Start of Records to process
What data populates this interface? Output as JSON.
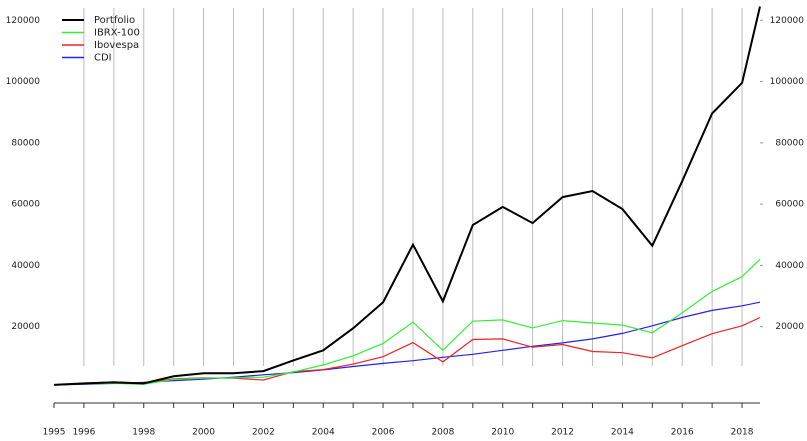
{
  "chart_data": {
    "type": "line",
    "x": [
      1995,
      1996,
      1997,
      1998,
      1999,
      2000,
      2001,
      2002,
      2003,
      2004,
      2005,
      2006,
      2007,
      2008,
      2009,
      2010,
      2011,
      2012,
      2013,
      2014,
      2015,
      2016,
      2017,
      2018,
      2018.6
    ],
    "series": [
      {
        "name": "Portfolio",
        "color": "#000000",
        "values": [
          1000,
          1500,
          1800,
          1500,
          3800,
          4800,
          4800,
          5500,
          9000,
          12300,
          19500,
          28000,
          46800,
          28300,
          53200,
          59100,
          53800,
          62300,
          64300,
          58400,
          46400,
          67500,
          89600,
          99600,
          124500
        ]
      },
      {
        "name": "IBRX-100",
        "color": "#33ee33",
        "values": [
          1000,
          1400,
          1500,
          1200,
          2800,
          3200,
          3300,
          3500,
          5200,
          7500,
          10500,
          14500,
          21500,
          12300,
          21800,
          22200,
          19600,
          22000,
          21200,
          20500,
          18000,
          24500,
          31500,
          36300,
          42000
        ]
      },
      {
        "name": "Ibovespa",
        "color": "#ee2222",
        "values": [
          1000,
          1500,
          2000,
          1600,
          3000,
          3300,
          3200,
          2600,
          5300,
          6000,
          7800,
          10200,
          14800,
          8500,
          15800,
          16000,
          13300,
          14200,
          11900,
          11500,
          9800,
          13800,
          17700,
          20300,
          23000
        ]
      },
      {
        "name": "CDI",
        "color": "#2222ee",
        "values": [
          1000,
          1200,
          1500,
          1800,
          2400,
          2900,
          3500,
          4300,
          5000,
          5900,
          7000,
          8000,
          8900,
          10000,
          11000,
          12300,
          13600,
          14700,
          16000,
          17800,
          20300,
          23000,
          25300,
          26800,
          28000
        ]
      }
    ],
    "xlim": [
      1995,
      2018.6
    ],
    "xticks": [
      1995,
      1996,
      1998,
      2000,
      2002,
      2004,
      2006,
      2008,
      2010,
      2012,
      2014,
      2016,
      2018
    ],
    "minor_xticks": [
      1997,
      1999,
      2001,
      2003,
      2005,
      2007,
      2009,
      2011,
      2013,
      2015,
      2017
    ],
    "ylim": [
      -2300,
      125000
    ],
    "yticks": [
      20000,
      40000,
      60000,
      80000,
      100000,
      120000
    ],
    "grid": true,
    "legend": "top-left"
  }
}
End of Records to process
From the records above, pull out every line containing the word "color".

** Task solution **
        "color": "#000000",
        "color": "#33ee33",
        "color": "#ee2222",
        "color": "#2222ee",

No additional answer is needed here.